Problem to work on ->
Copy each entry as it stands, leaving nothing out.

Materials provided ->
= = = =

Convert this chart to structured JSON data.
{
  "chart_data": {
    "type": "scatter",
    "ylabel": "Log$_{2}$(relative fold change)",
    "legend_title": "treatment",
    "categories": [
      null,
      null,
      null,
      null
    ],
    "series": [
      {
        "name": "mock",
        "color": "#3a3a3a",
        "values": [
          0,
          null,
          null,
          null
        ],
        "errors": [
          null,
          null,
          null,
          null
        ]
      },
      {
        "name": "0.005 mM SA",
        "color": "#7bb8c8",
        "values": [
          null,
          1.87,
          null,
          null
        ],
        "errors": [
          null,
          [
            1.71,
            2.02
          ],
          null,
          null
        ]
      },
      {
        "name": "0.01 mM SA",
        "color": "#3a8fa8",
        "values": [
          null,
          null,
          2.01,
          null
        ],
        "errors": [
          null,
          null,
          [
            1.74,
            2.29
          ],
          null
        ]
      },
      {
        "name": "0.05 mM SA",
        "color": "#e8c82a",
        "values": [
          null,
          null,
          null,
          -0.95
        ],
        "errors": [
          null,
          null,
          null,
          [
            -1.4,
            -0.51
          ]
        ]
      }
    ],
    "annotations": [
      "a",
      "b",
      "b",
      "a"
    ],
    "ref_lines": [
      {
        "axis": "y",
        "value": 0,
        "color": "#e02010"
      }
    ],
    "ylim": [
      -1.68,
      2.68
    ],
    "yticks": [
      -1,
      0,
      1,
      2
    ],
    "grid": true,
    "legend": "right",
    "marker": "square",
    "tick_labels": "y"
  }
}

= = = =

Solution ->
Convert this chart to structured JSON data.
{
  "chart_data": {
    "type": "scatter",
    "ylabel": "Log$_{2}$(relative fold change)",
    "legend_title": "treatment",
    "categories": [
      null,
      null,
      null,
      null
    ],
    "series": [
      {
        "name": "mock",
        "color": "#3a3a3a",
        "values": [
          0,
          null,
          null,
          null
        ],
        "errors": [
          null,
          null,
          null,
          null
        ]
      },
      {
        "name": "0.005 mM SA",
        "color": "#7bb8c8",
        "values": [
          null,
          1.87,
          null,
          null
        ],
        "errors": [
          null,
          [
            1.71,
            2.02
          ],
          null,
          null
        ]
      },
      {
        "name": "0.01 mM SA",
        "color": "#3a8fa8",
        "values": [
          null,
          null,
          2.01,
          null
        ],
        "errors": [
          null,
          null,
          [
            1.74,
            2.29
          ],
          null
        ]
      },
      {
        "name": "0.05 mM SA",
        "color": "#e8c82a",
        "values": [
          null,
          null,
          null,
          -0.95
        ],
        "errors": [
          null,
          null,
          null,
          [
            -1.4,
            -0.51
          ]
        ]
      }
    ],
    "annotations": [
      "a",
      "b",
      "b",
      "a"
    ],
    "ref_lines": [
      {
        "axis": "y",
        "value": 0,
        "color": "#e02010"
      }
    ],
    "ylim": [
      -1.68,
      2.68
    ],
    "yticks": [
      -1,
      0,
      1,
      2
    ],
    "grid": true,
    "legend": "right",
    "marker": "square",
    "tick_labels": "y"
  }
}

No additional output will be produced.